BEGIN Dataset records

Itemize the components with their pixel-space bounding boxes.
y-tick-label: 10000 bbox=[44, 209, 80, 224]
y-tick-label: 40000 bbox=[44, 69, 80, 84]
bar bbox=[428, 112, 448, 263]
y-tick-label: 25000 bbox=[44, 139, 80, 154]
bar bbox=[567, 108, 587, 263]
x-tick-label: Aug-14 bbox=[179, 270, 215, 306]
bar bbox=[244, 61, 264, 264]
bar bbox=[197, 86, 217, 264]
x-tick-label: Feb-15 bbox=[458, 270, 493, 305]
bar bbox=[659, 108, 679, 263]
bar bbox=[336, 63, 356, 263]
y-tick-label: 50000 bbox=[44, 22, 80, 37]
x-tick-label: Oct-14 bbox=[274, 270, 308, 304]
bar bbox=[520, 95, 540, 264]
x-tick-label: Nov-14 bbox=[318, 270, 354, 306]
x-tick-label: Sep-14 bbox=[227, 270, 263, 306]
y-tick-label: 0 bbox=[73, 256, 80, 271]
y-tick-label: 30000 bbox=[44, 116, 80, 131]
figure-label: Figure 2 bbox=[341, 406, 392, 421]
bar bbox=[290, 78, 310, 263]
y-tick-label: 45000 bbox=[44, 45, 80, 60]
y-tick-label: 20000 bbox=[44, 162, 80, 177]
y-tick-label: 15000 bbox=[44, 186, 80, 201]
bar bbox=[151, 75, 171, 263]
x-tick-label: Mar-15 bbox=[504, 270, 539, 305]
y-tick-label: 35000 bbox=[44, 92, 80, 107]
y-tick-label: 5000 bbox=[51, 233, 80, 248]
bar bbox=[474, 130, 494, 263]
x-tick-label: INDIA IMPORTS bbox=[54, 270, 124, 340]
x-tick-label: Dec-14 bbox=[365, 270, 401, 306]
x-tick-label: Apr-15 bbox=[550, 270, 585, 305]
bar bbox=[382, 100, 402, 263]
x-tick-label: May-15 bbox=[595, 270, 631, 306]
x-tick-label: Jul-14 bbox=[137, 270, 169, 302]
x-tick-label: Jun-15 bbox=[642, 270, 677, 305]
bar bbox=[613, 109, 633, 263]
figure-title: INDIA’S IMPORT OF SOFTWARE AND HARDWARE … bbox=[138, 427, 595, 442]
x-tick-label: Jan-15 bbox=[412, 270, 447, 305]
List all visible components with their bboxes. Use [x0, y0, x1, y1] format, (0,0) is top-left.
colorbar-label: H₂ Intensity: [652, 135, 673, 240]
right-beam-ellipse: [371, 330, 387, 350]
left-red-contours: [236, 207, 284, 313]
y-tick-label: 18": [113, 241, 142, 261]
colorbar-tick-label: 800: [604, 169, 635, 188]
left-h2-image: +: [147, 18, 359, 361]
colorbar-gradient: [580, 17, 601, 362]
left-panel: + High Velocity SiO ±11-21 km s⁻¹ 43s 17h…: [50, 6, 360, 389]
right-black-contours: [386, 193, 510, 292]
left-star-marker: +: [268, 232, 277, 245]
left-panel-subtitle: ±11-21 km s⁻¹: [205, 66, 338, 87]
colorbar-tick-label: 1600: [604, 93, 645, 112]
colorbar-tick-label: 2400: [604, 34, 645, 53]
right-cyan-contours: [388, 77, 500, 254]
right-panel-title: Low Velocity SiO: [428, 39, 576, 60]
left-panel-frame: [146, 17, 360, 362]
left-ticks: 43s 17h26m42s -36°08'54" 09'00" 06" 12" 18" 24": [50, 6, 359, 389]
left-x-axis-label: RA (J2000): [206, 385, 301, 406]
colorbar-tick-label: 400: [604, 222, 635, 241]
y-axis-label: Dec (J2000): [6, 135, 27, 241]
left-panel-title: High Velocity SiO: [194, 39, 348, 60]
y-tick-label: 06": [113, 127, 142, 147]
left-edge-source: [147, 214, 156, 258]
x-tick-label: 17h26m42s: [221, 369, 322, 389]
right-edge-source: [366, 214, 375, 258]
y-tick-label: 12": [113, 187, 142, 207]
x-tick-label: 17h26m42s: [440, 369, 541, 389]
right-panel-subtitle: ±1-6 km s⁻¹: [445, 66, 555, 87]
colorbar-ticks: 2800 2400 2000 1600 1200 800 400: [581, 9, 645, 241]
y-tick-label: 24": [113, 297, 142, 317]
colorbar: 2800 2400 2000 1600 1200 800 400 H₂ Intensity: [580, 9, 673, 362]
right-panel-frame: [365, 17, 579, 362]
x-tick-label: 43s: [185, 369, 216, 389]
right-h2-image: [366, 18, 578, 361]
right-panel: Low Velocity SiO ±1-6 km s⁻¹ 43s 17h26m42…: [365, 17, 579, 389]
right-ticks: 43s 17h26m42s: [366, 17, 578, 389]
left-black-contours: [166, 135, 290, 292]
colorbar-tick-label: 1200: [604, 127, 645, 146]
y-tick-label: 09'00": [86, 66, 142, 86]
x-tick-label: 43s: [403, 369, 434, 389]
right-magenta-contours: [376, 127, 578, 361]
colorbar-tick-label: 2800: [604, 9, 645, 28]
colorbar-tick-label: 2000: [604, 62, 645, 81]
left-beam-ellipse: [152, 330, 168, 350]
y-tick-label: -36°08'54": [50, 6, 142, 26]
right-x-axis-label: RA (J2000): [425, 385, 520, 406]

END Dataset records

What you will do:
Rewrite all the entries above as a numbered list, leaving out any blank lines.

Expected answer:
1. Itemize the components with their pixel-space bounding boxes.
2. y-tick-label: 10000 bbox=[44, 209, 80, 224]
3. y-tick-label: 40000 bbox=[44, 69, 80, 84]
4. bar bbox=[428, 112, 448, 263]
5. y-tick-label: 25000 bbox=[44, 139, 80, 154]
6. bar bbox=[567, 108, 587, 263]
7. x-tick-label: Aug-14 bbox=[179, 270, 215, 306]
8. bar bbox=[244, 61, 264, 264]
9. bar bbox=[197, 86, 217, 264]
10. x-tick-label: Feb-15 bbox=[458, 270, 493, 305]
11. bar bbox=[659, 108, 679, 263]
12. bar bbox=[336, 63, 356, 263]
13. y-tick-label: 50000 bbox=[44, 22, 80, 37]
14. x-tick-label: Oct-14 bbox=[274, 270, 308, 304]
15. bar bbox=[520, 95, 540, 264]
16. x-tick-label: Nov-14 bbox=[318, 270, 354, 306]
17. x-tick-label: Sep-14 bbox=[227, 270, 263, 306]
18. y-tick-label: 0 bbox=[73, 256, 80, 271]
19. y-tick-label: 30000 bbox=[44, 116, 80, 131]
20. figure-label: Figure 2 bbox=[341, 406, 392, 421]
21. bar bbox=[290, 78, 310, 263]
22. y-tick-label: 45000 bbox=[44, 45, 80, 60]
23. y-tick-label: 20000 bbox=[44, 162, 80, 177]
24. y-tick-label: 15000 bbox=[44, 186, 80, 201]
25. bar bbox=[151, 75, 171, 263]
26. x-tick-label: Mar-15 bbox=[504, 270, 539, 305]
27. y-tick-label: 35000 bbox=[44, 92, 80, 107]
28. y-tick-label: 5000 bbox=[51, 233, 80, 248]
29. bar bbox=[474, 130, 494, 263]
30. x-tick-label: INDIA IMPORTS bbox=[54, 270, 124, 340]
31. x-tick-label: Dec-14 bbox=[365, 270, 401, 306]
32. x-tick-label: Apr-15 bbox=[550, 270, 585, 305]
33. bar bbox=[382, 100, 402, 263]
34. x-tick-label: May-15 bbox=[595, 270, 631, 306]
35. x-tick-label: Jul-14 bbox=[137, 270, 169, 302]
36. x-tick-label: Jun-15 bbox=[642, 270, 677, 305]
37. bar bbox=[613, 109, 633, 263]
38. figure-title: INDIA’S IMPORT OF SOFTWARE AND HARDWARE … bbox=[138, 427, 595, 442]
39. x-tick-label: Jan-15 bbox=[412, 270, 447, 305]
40. List all visible components with their bboxes. Use [x0, y0, x1, y1] format, (0,0) is top-left.
41. colorbar-label: H₂ Intensity: [652, 135, 673, 240]
42. right-beam-ellipse: [371, 330, 387, 350]
43. left-red-contours: [236, 207, 284, 313]
44. y-tick-label: 18": [113, 241, 142, 261]
45. colorbar-tick-label: 800: [604, 169, 635, 188]
46. left-h2-image: +: [147, 18, 359, 361]
47. colorbar-gradient: [580, 17, 601, 362]
48. left-panel: + High Velocity SiO ±11-21 km s⁻¹ 43s 17h…: [50, 6, 360, 389]
49. right-black-contours: [386, 193, 510, 292]
50. left-star-marker: +: [268, 232, 277, 245]
51. left-panel-subtitle: ±11-21 km s⁻¹: [205, 66, 338, 87]
52. colorbar-tick-label: 1600: [604, 93, 645, 112]
53. colorbar-tick-label: 2400: [604, 34, 645, 53]
54. right-cyan-contours: [388, 77, 500, 254]
55. right-panel-title: Low Velocity SiO: [428, 39, 576, 60]
56. left-panel-frame: [146, 17, 360, 362]
57. left-ticks: 43s 17h26m42s -36°08'54" 09'00" 06" 12" 18" 24": [50, 6, 359, 389]
58. left-x-axis-label: RA (J2000): [206, 385, 301, 406]
59. colorbar-tick-label: 400: [604, 222, 635, 241]
60. y-axis-label: Dec (J2000): [6, 135, 27, 241]
61. left-panel-title: High Velocity SiO: [194, 39, 348, 60]
62. y-tick-label: 06": [113, 127, 142, 147]
63. left-edge-source: [147, 214, 156, 258]
64. x-tick-label: 17h26m42s: [221, 369, 322, 389]
65. right-edge-source: [366, 214, 375, 258]
66. y-tick-label: 12": [113, 187, 142, 207]
67. x-tick-label: 17h26m42s: [440, 369, 541, 389]
68. right-panel-subtitle: ±1-6 km s⁻¹: [445, 66, 555, 87]
69. colorbar-ticks: 2800 2400 2000 1600 1200 800 400: [581, 9, 645, 241]
70. y-tick-label: 24": [113, 297, 142, 317]
71. colorbar: 2800 2400 2000 1600 1200 800 400 H₂ Intensity: [580, 9, 673, 362]
72. right-panel-frame: [365, 17, 579, 362]
73. x-tick-label: 43s: [185, 369, 216, 389]
74. right-h2-image: [366, 18, 578, 361]
75. right-panel: Low Velocity SiO ±1-6 km s⁻¹ 43s 17h26m42…: [365, 17, 579, 389]
76. right-ticks: 43s 17h26m42s: [366, 17, 578, 389]
77. left-black-contours: [166, 135, 290, 292]
78. colorbar-tick-label: 1200: [604, 127, 645, 146]
79. y-tick-label: 09'00": [86, 66, 142, 86]
80. x-tick-label: 43s: [403, 369, 434, 389]
81. right-magenta-contours: [376, 127, 578, 361]
82. colorbar-tick-label: 2800: [604, 9, 645, 28]
83. colorbar-tick-label: 2000: [604, 62, 645, 81]
84. left-beam-ellipse: [152, 330, 168, 350]
85. y-tick-label: -36°08'54": [50, 6, 142, 26]
86. right-x-axis-label: RA (J2000): [425, 385, 520, 406]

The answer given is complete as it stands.